Spherical micelles and vesicles can be applied to drug delivery, cancer therapy, and the pseudostationary phase for separation ^{[1]}^{[2]}^{[3]}^{[4]}. When two or more surfactants are mixed, the critical micelle concentration (CMC) and solubilization capability are changed, and a careful selection of the combination promotes the micelle formation and enhances the solubilizing capability ^{[5]}^{[6]}^{[7]}^{[8]}^{[9]}. Thus, understanding the mechanism behind the phenomena is essential for controlling the physical properties of the mixed micelle.

The micelle formation of the mixed micelle can be described by the regular solution theory ^{[5]}^{[6]}, more appropriately called the simple mixture model, established by Rubingh and coworkers ^{[10]}. The theory uses the interaction parameter β for a binary mixture of surfactants. A negative value β means synergistic interaction, while a positive value indicates an antagonistic interaction. The CMC of the binary mixed micelle at an arbitrary composition can be appropriately described using the CMC of the pure surfactant and β ^{[11]}.

### Study material
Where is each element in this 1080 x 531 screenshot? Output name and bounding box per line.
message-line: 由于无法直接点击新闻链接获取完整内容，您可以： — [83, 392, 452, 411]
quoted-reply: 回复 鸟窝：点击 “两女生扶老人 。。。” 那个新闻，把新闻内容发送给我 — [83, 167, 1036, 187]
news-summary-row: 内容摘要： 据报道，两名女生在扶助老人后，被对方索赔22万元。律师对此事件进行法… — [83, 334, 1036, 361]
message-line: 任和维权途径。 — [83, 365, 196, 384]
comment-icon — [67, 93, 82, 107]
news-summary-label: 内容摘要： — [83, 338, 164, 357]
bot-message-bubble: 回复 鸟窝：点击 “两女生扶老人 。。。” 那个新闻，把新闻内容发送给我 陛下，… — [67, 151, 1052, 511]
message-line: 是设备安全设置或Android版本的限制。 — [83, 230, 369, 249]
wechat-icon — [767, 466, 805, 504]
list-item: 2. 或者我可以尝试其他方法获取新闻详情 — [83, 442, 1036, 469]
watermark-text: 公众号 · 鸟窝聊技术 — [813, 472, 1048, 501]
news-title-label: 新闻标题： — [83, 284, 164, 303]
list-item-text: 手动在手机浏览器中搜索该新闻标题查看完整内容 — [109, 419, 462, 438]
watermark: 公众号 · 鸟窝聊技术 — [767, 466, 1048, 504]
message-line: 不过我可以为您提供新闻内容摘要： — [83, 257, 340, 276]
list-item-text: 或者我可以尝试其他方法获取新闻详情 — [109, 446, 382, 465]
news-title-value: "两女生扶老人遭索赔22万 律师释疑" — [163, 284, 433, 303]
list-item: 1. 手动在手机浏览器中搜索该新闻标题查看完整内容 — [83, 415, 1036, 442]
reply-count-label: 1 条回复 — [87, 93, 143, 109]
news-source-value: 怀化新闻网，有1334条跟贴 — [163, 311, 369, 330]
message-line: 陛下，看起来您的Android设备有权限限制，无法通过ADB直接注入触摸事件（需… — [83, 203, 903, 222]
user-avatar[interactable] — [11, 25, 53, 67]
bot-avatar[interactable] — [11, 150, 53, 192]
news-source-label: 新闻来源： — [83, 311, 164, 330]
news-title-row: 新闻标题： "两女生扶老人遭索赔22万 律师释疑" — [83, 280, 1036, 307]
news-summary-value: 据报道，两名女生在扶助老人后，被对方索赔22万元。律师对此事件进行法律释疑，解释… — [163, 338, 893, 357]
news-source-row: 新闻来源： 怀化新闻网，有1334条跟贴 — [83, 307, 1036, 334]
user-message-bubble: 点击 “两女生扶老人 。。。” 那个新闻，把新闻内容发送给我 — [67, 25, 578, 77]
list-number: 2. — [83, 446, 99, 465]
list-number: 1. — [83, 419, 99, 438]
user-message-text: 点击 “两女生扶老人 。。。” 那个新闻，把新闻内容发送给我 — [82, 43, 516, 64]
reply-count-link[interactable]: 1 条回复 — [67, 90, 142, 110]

### Task requirements
Return the part of the passage on mixed micelles that begins at the words "Spherical micelles and" and stops after "the mixed micelle.", copied word for word.

### Task answer
Spherical micelles and vesicles can be applied to drug delivery, cancer therapy, and the pseudostationary phase for separation ^{[1]}^{[2]}^{[3]}^{[4]}. When two or more surfactants are mixed, the critical micelle concentration (CMC) and solubilization capability are changed, and a careful selection of the combination promotes the micelle formation and enhances the solubilizing capability ^{[5]}^{[6]}^{[7]}^{[8]}^{[9]}. Thus, understanding the mechanism behind the phenomena is essential for controlling the physical properties of the mixed micelle.